[START]

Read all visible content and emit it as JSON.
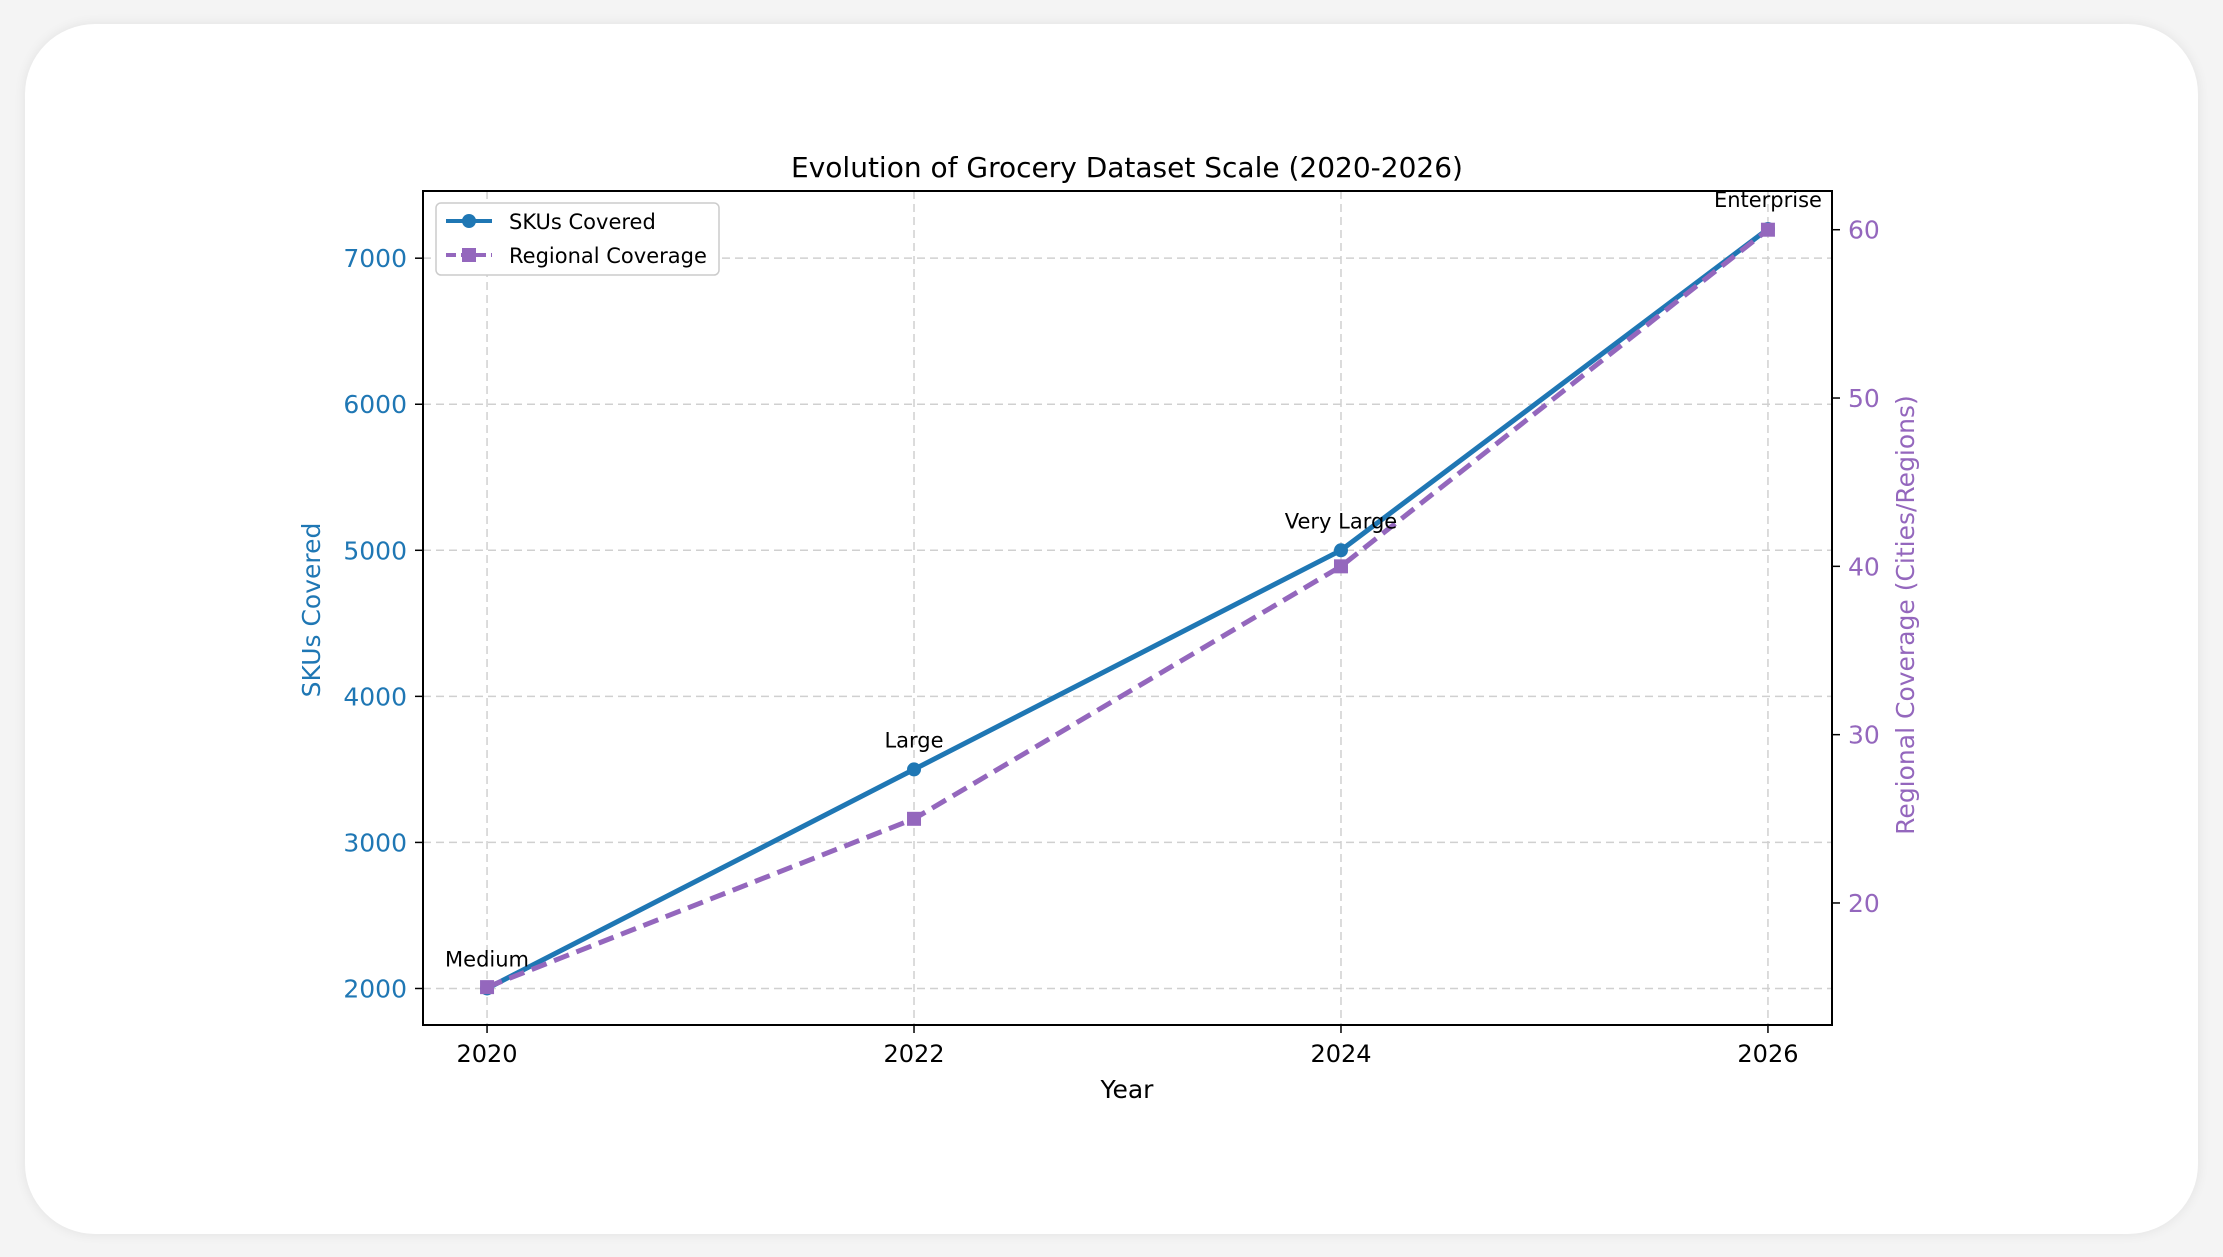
{
  "chart_data": {
    "type": "line",
    "title": "Evolution of Grocery Dataset Scale (2020-2026)",
    "xlabel": "Year",
    "ylabel": "SKUs Covered",
    "y2label": "Regional Coverage (Cities/Regions)",
    "x": [
      2020,
      2022,
      2024,
      2026
    ],
    "xticks": [
      "2020",
      "2022",
      "2024",
      "2026"
    ],
    "xlim": [
      2019.7,
      2026.3
    ],
    "ylim": [
      1750,
      7460
    ],
    "y2lim": [
      12.75,
      62.3
    ],
    "yticks": [
      2000,
      3000,
      4000,
      5000,
      6000,
      7000
    ],
    "y2ticks": [
      20,
      30,
      40,
      50,
      60
    ],
    "grid": true,
    "legend": "top-left",
    "series": [
      {
        "name": "SKUs Covered",
        "axis": "left",
        "values": [
          2000,
          3500,
          5000,
          7200
        ],
        "color": "#1f77b4",
        "marker": "circle",
        "linestyle": "solid"
      },
      {
        "name": "Regional Coverage",
        "axis": "right",
        "values": [
          15,
          25,
          40,
          60
        ],
        "color": "#9467bd",
        "marker": "square",
        "linestyle": "dashed"
      }
    ],
    "annotations": [
      "Medium",
      "Large",
      "Very Large",
      "Enterprise"
    ],
    "left_axis_color": "#1f77b4",
    "right_axis_color": "#9467bd"
  }
}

[END]

Retype the data above exactly; pictures are not part of the copy.

Result for this task >>
Read all visible content and emit it as JSON.
{
  "chart_data": {
    "type": "line",
    "title": "Evolution of Grocery Dataset Scale (2020-2026)",
    "xlabel": "Year",
    "ylabel": "SKUs Covered",
    "y2label": "Regional Coverage (Cities/Regions)",
    "x": [
      2020,
      2022,
      2024,
      2026
    ],
    "xticks": [
      "2020",
      "2022",
      "2024",
      "2026"
    ],
    "xlim": [
      2019.7,
      2026.3
    ],
    "ylim": [
      1750,
      7460
    ],
    "y2lim": [
      12.75,
      62.3
    ],
    "yticks": [
      2000,
      3000,
      4000,
      5000,
      6000,
      7000
    ],
    "y2ticks": [
      20,
      30,
      40,
      50,
      60
    ],
    "grid": true,
    "legend": "top-left",
    "series": [
      {
        "name": "SKUs Covered",
        "axis": "left",
        "values": [
          2000,
          3500,
          5000,
          7200
        ],
        "color": "#1f77b4",
        "marker": "circle",
        "linestyle": "solid"
      },
      {
        "name": "Regional Coverage",
        "axis": "right",
        "values": [
          15,
          25,
          40,
          60
        ],
        "color": "#9467bd",
        "marker": "square",
        "linestyle": "dashed"
      }
    ],
    "annotations": [
      "Medium",
      "Large",
      "Very Large",
      "Enterprise"
    ],
    "left_axis_color": "#1f77b4",
    "right_axis_color": "#9467bd"
  }
}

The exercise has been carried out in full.